• Extract provided
—————
This page lists some types of sites that the Senate Judiciary Committee's September 2010 draft COICA bill might take offline, along with some reasoning:

One-click hosting websites such as Dropbox, MediaFire and Rapidshare: these sites allow users to upload anything, and do not police files unless they receive DMCA takedown notices. That's the way the law currently works, and although it causes problems, it at least strikes a balance between copyright enforcement and freedom for sites to innovate. Under COICA, the Department of Justice (DOJ) could decide that there is "too much" piracy on any of these sites and it is therefore "central" to their businesses.

MP3 blogs and mashup/remix music sites like SoundCloud, MashupTown and Hype Machine: the RIAA has a long history of litigating against unauthorized sampling and musical quotation in all of its forms; while these uses should be protected by the fair use doctrine, the DOJ might come to another conclusion, especially under pressure from the RIAA, and just take MP3 blogs and remix music sites offline whenever the recording industry complained about them.
—————
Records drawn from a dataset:
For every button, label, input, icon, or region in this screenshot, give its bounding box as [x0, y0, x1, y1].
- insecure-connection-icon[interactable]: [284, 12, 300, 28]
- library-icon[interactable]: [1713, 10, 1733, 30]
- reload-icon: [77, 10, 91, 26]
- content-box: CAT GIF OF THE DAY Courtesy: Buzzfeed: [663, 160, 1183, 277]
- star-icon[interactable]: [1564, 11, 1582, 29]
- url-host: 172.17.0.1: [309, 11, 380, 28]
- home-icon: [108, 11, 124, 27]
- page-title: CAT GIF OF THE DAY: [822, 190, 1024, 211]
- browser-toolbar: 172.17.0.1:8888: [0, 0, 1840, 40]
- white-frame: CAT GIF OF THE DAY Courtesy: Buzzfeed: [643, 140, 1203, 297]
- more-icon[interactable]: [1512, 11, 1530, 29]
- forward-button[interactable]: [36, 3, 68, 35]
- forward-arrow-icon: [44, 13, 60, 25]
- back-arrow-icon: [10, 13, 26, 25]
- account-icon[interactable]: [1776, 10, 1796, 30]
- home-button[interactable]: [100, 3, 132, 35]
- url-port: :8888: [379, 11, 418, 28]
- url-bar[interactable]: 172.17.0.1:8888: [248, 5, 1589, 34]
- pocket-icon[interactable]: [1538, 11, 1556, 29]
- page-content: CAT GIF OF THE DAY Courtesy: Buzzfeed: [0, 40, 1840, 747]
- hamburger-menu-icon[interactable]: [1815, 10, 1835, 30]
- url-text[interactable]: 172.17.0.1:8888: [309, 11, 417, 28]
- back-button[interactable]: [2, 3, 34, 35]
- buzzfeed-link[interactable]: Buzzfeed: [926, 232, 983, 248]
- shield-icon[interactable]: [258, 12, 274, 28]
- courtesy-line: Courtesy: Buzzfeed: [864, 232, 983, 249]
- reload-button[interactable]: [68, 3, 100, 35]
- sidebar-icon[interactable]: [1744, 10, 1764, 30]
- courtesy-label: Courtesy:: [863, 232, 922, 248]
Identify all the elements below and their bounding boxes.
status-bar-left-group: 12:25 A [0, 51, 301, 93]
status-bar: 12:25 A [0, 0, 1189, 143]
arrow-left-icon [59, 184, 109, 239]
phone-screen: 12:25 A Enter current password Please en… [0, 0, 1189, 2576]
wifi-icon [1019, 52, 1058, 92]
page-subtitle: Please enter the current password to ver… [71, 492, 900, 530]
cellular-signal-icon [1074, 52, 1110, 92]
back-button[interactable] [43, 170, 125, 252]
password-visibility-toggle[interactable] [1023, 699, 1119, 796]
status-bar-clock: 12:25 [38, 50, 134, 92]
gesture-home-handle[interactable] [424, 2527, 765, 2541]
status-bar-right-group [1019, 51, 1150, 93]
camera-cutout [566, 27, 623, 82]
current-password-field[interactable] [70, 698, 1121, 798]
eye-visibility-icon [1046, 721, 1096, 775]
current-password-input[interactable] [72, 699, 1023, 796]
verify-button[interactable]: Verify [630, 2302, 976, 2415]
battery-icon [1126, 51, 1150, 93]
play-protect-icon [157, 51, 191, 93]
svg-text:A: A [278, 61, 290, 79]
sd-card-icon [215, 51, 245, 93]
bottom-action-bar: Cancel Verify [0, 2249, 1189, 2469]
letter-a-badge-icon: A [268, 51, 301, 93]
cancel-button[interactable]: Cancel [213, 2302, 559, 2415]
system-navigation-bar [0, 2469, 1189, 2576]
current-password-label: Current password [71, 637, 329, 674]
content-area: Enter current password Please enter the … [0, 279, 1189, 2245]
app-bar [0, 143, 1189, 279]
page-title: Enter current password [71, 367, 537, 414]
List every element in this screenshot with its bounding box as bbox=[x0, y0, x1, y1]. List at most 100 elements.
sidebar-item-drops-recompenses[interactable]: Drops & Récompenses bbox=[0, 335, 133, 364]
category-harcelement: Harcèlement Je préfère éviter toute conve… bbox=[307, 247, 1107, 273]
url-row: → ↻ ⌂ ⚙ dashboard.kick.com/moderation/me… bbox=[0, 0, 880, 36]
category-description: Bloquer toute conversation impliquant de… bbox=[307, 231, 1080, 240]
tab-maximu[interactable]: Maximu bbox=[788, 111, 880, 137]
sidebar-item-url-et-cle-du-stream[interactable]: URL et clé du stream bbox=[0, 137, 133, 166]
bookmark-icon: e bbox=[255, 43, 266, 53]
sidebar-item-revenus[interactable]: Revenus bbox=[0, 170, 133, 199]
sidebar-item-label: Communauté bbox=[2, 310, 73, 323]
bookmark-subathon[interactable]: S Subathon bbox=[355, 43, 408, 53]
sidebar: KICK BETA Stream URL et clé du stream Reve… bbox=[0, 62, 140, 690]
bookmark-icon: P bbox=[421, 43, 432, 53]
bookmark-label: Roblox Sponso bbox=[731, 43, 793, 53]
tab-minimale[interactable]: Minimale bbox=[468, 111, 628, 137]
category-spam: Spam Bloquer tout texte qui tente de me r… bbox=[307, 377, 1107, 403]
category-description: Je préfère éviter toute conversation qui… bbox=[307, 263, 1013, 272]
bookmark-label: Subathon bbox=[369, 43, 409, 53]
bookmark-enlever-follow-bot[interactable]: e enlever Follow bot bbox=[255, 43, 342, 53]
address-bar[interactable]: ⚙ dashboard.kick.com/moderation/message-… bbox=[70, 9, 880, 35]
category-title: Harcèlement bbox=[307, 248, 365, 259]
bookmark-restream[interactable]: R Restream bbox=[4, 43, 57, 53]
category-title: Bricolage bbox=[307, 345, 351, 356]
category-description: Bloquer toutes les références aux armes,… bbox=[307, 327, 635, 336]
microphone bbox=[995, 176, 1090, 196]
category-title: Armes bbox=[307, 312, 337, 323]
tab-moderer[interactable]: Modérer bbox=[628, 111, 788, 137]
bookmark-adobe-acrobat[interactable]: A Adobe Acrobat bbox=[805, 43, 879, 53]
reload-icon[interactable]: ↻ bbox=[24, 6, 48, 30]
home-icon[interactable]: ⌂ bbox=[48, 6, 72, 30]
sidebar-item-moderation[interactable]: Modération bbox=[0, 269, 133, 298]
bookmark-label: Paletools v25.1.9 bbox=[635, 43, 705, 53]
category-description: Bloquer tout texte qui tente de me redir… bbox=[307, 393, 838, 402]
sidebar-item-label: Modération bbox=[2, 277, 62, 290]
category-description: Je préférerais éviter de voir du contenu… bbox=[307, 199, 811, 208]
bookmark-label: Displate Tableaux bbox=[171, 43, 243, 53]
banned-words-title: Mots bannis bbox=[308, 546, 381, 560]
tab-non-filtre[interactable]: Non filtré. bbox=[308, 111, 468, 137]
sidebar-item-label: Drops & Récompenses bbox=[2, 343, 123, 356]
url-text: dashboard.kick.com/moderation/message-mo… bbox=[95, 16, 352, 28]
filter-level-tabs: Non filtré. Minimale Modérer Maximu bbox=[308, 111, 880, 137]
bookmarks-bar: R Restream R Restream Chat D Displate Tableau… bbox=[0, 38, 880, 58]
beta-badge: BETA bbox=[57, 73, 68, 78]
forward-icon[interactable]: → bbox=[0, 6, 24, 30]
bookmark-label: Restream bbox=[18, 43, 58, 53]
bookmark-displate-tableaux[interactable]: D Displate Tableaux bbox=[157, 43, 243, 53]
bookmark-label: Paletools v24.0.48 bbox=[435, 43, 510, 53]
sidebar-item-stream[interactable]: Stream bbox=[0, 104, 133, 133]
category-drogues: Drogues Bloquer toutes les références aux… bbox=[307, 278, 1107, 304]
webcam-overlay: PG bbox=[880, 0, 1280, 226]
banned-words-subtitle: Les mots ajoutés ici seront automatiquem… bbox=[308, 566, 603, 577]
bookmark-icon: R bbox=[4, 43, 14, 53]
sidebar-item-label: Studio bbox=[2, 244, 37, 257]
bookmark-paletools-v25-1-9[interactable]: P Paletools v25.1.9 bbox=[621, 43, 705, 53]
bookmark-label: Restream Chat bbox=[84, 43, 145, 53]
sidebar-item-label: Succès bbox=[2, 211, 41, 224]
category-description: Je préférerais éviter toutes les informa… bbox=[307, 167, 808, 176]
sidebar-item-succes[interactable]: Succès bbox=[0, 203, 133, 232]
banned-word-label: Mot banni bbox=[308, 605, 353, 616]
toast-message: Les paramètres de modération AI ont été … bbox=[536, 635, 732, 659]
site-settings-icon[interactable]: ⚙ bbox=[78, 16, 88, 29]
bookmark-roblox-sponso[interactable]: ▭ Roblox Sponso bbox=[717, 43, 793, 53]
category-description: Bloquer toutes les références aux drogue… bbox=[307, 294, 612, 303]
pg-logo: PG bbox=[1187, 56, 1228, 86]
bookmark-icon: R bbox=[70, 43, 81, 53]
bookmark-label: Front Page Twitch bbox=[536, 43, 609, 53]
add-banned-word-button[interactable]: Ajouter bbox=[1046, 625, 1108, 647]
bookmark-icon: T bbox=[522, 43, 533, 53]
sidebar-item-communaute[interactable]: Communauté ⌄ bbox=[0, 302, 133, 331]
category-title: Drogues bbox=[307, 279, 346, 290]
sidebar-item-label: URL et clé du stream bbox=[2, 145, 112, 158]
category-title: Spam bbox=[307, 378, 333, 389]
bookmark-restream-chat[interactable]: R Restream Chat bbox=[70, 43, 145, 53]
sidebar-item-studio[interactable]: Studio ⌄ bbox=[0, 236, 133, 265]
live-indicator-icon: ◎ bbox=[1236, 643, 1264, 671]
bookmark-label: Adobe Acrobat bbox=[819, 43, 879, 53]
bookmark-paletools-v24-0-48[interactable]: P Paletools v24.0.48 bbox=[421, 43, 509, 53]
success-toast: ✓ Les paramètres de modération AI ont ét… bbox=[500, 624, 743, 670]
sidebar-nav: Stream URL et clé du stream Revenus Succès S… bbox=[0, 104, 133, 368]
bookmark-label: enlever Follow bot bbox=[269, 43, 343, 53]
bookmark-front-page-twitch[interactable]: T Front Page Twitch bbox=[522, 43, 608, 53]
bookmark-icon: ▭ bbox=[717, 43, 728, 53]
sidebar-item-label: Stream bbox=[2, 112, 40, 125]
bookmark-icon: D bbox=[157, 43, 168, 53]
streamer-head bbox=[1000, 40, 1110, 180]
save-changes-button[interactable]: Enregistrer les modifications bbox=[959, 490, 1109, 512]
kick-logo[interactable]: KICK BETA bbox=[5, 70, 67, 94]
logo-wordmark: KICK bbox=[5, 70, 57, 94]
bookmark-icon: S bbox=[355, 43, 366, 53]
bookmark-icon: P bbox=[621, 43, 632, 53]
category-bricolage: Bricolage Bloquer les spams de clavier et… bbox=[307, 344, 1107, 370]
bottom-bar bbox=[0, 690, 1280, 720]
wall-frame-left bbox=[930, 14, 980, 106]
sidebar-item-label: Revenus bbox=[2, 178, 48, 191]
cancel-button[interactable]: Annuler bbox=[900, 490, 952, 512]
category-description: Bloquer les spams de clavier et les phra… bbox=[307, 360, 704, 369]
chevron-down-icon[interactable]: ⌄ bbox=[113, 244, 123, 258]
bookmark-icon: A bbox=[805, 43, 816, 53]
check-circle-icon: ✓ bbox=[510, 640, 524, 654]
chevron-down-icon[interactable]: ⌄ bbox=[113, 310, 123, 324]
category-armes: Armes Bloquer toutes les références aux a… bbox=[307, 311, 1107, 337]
—————
• Tasks to carry out
**A.** Rewrite the part of the COICA passage starting at "MP3 blogs and mashup/remix" and ending at "complained about them.", replacing "MP3 blogs" with "music blogs" throughout.
**B.** Continue the passage on COICA's effects on websites from its last sentence.
The records are material of their own and are unrelated to the COICA passage.

• Responses per task
**A.**
music blogs and mashup/remix music sites like SoundCloud, MashupTown and Hype Machine: the RIAA has a long history of litigating against unauthorized sampling and musical quotation in all of its forms; while these uses should be protected by the fair use doctrine, the DOJ might come to another conclusion, especially under pressure from the RIAA, and just take music blogs and remix music sites offline whenever the recording industry complained about them.

**B.**
Sites that discuss and advocate for P2P technology or for piracy, like pirate-party.us, p2pnet, InfoAnarchy, Slyck and ZeroPaid: while these sites contain a great deal of news and political speech, they also regularly link to tools and information intended for file sharing, and the DOJ could well decide that infringement is "central" to their purpose and take the entire sites offline. That outcome would be fundamentally contradictory to freedom of speech.